[Saved entries]
>>>
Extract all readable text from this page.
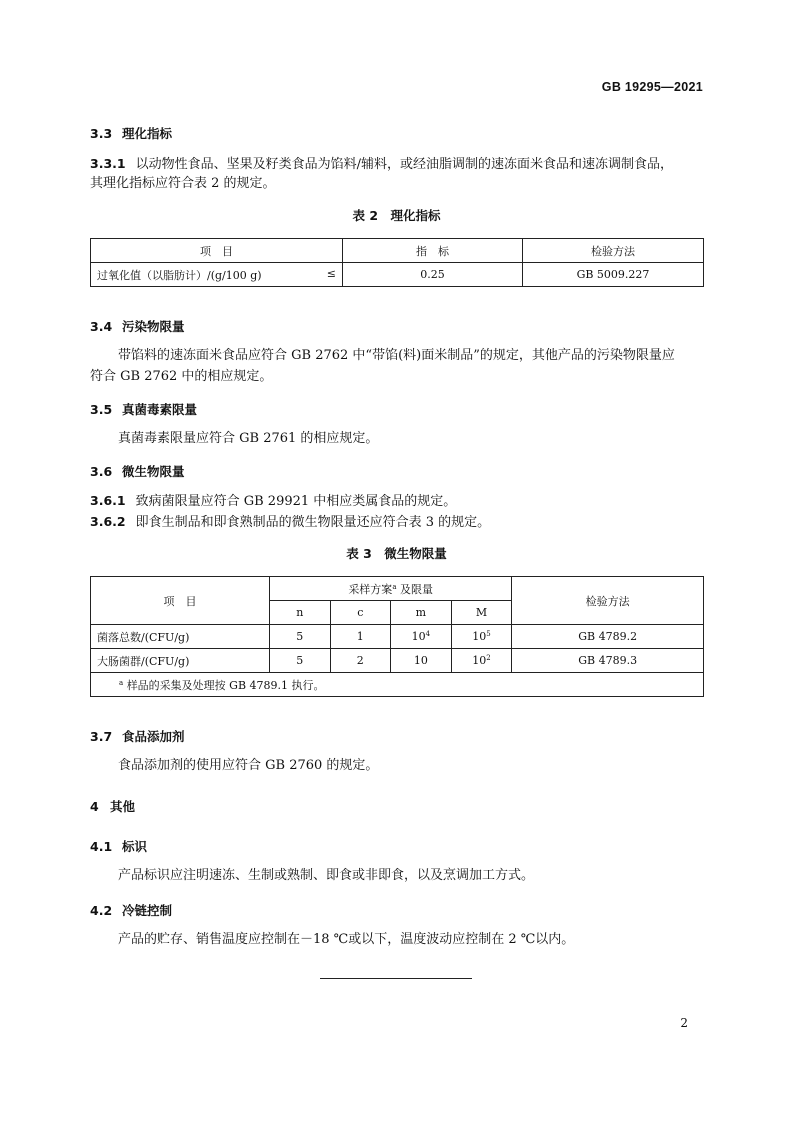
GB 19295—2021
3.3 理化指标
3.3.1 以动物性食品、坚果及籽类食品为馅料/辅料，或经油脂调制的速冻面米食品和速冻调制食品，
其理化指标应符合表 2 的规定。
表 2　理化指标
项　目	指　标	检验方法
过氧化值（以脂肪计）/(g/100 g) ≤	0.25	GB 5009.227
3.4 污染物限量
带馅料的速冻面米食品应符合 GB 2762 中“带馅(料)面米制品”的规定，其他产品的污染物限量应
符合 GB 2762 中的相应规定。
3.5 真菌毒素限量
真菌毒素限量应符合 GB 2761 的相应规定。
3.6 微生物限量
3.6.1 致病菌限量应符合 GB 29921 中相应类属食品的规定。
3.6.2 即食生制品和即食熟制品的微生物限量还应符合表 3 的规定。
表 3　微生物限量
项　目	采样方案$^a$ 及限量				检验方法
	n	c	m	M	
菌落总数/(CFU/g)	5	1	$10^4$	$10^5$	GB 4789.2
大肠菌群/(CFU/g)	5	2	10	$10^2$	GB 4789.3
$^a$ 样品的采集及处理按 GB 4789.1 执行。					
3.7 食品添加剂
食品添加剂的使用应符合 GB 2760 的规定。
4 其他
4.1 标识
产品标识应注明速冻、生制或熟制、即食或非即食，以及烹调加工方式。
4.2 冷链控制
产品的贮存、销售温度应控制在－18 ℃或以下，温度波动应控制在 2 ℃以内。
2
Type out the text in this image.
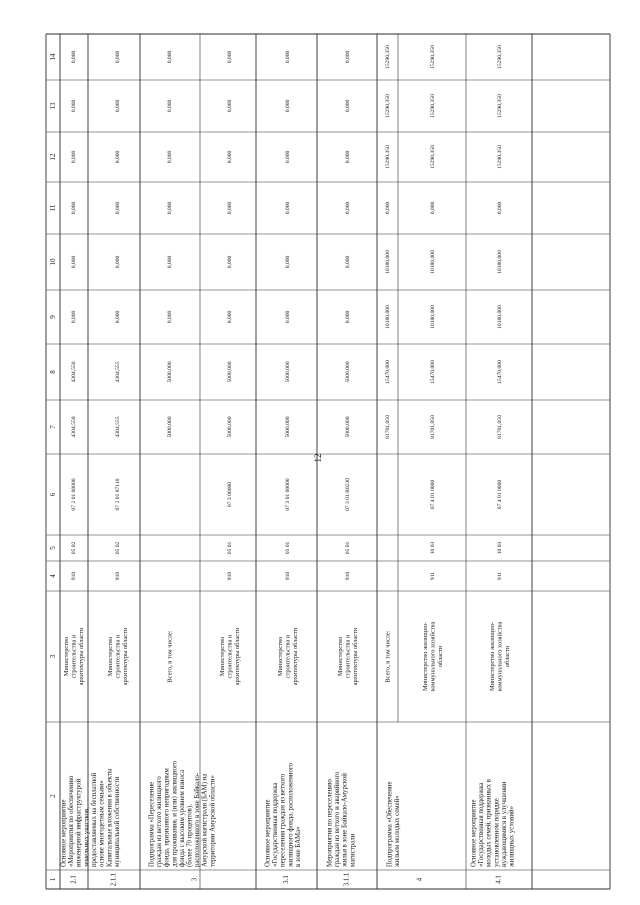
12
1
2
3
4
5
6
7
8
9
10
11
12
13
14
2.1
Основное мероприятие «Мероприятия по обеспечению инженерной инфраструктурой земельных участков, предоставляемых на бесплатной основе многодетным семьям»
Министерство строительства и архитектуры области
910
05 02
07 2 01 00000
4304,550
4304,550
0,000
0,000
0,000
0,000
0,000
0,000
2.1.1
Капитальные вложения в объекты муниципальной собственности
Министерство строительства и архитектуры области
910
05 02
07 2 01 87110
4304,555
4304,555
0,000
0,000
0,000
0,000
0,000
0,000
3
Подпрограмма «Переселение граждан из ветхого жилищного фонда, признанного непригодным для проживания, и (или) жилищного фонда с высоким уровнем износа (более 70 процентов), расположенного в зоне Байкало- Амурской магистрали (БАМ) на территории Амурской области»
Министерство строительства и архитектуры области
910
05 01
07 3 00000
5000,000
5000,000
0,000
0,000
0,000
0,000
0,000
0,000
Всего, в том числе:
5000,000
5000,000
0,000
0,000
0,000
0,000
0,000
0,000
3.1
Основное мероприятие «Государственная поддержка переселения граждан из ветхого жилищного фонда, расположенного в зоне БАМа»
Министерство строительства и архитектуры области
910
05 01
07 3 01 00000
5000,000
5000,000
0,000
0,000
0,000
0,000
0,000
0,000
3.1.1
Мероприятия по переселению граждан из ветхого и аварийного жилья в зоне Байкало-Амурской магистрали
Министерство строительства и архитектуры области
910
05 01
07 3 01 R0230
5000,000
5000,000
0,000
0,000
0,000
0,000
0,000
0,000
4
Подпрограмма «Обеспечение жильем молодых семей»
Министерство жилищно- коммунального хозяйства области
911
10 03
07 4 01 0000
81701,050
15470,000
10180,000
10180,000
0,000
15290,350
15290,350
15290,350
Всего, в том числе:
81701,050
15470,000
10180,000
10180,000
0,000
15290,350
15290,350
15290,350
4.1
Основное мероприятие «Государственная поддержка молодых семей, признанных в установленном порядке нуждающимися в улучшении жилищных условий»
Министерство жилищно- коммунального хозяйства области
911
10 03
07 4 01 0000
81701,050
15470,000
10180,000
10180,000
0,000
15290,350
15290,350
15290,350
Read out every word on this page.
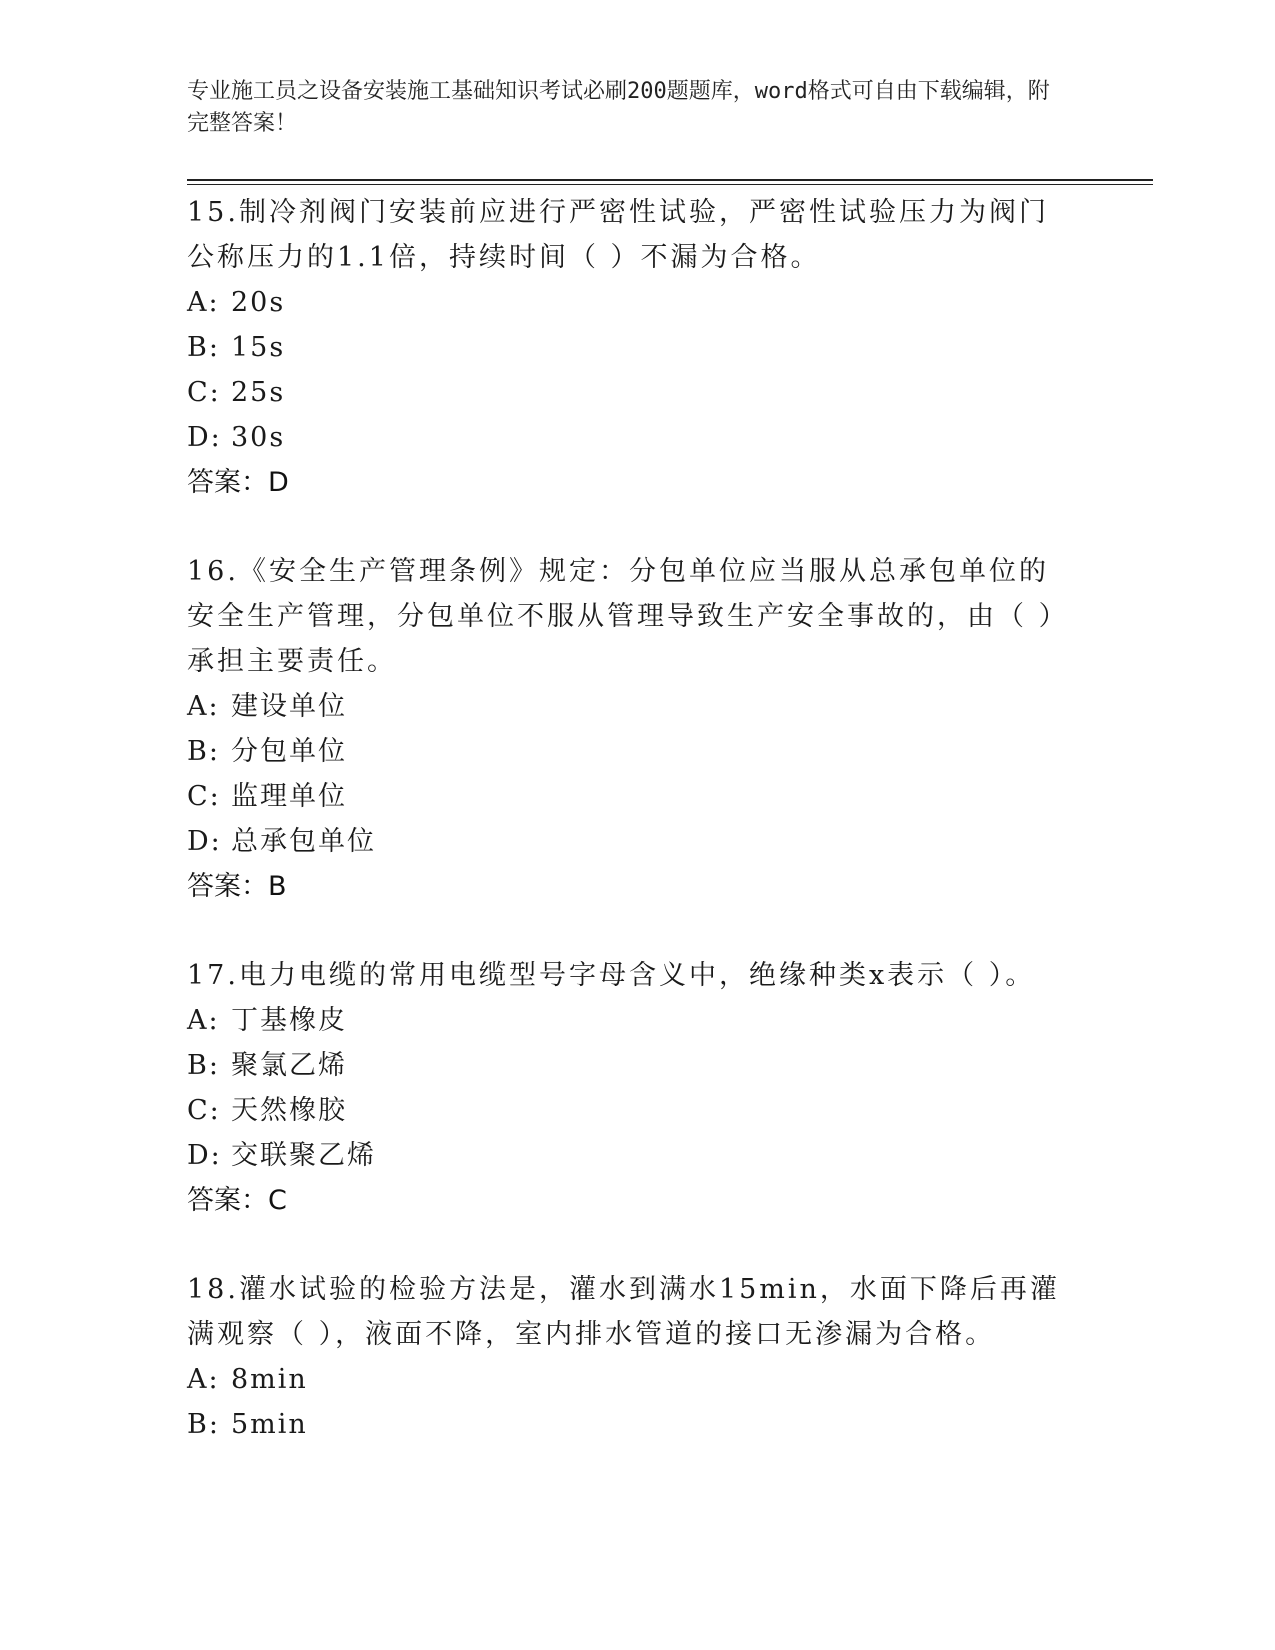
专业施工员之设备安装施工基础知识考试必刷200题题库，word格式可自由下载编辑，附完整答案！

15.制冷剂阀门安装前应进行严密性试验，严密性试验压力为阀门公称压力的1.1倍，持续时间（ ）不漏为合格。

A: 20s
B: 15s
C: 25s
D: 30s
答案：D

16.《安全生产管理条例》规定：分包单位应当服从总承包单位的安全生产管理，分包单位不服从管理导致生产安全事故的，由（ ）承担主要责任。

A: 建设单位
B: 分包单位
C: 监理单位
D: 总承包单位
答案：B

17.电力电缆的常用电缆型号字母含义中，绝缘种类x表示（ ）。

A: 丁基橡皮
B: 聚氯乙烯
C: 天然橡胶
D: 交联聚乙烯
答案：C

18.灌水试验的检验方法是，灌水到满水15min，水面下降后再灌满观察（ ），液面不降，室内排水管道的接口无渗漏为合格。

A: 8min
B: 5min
<<<
-- Given task --
List each line in the listing that contains the string "Мероприятия".

-- Task result --
Основное мероприятие «Мероприятия по обеспечению инженерной инфраструктурой земельных участков, предоставляемых на бесплатной основе многодетным семьям»
Мероприятия по переселению граждан из ветхого и аварийного жилья в зоне Байкало-Амурской магистрали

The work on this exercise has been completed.